Task objective:
Check each line of the listing, and copy it if it contains the word "Indore".
##### Records
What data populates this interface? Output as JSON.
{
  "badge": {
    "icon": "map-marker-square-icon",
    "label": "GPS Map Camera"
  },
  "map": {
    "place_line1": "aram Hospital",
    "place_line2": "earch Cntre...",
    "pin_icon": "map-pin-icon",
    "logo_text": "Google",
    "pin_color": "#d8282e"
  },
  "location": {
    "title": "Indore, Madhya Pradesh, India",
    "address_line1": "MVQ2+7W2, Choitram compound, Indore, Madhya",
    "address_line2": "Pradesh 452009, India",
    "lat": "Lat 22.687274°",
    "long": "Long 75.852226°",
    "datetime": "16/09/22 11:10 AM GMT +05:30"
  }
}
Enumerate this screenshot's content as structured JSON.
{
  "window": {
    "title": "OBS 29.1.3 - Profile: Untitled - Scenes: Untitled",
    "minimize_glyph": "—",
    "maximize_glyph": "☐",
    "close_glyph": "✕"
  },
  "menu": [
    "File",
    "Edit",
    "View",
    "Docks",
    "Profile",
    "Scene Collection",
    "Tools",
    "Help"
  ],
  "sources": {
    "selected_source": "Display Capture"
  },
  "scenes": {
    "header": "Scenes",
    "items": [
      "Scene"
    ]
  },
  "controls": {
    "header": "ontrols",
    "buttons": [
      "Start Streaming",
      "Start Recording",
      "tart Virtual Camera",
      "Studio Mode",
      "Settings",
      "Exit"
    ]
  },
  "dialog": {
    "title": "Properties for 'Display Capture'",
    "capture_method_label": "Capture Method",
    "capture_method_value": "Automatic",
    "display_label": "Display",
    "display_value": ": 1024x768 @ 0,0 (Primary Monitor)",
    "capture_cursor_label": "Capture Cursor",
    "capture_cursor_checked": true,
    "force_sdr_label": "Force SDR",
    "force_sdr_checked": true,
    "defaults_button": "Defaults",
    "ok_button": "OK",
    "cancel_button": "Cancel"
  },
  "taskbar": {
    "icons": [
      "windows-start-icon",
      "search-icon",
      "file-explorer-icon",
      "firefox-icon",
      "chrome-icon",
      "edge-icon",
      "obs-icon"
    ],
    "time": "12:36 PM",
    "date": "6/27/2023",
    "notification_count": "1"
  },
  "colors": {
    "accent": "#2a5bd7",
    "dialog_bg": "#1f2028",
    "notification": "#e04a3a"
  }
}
##########
Reply to the task:
    "title": "Indore, Madhya Pradesh, India",
    "address_line1": "MVQ2+7W2, Choitram compound, Indore, Madhya",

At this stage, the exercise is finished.